Data supplied:
□ □ □ □ □ □ □
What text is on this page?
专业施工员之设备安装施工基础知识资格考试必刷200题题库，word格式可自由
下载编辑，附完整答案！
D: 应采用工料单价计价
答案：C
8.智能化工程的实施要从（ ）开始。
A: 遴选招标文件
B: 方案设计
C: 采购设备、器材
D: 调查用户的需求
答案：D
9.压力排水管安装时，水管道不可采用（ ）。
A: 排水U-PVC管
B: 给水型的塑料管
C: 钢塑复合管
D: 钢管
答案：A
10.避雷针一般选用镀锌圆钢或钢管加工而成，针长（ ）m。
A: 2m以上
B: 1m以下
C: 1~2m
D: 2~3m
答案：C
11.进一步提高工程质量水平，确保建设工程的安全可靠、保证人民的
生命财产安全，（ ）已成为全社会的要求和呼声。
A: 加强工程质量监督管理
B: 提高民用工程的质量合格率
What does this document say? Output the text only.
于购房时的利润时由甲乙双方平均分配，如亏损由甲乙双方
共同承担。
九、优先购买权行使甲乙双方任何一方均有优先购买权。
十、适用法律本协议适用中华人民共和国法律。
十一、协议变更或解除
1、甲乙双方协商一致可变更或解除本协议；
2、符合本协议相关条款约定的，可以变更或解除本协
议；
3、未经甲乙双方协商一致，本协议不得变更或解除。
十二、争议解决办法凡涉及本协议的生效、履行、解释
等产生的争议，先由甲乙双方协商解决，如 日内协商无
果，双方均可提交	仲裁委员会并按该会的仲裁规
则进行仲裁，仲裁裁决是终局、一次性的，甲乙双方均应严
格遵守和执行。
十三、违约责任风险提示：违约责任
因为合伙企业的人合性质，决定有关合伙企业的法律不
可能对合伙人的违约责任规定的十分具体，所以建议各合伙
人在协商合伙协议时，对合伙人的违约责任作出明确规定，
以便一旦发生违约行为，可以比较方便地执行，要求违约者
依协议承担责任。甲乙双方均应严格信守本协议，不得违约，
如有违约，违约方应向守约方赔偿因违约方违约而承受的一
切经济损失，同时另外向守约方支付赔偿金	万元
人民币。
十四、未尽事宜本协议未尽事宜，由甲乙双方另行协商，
□ □ □ □ □ □ □
Task to carry out: How many lines of the data contain the word "text"? Answer with the number alone.

Task answer: 2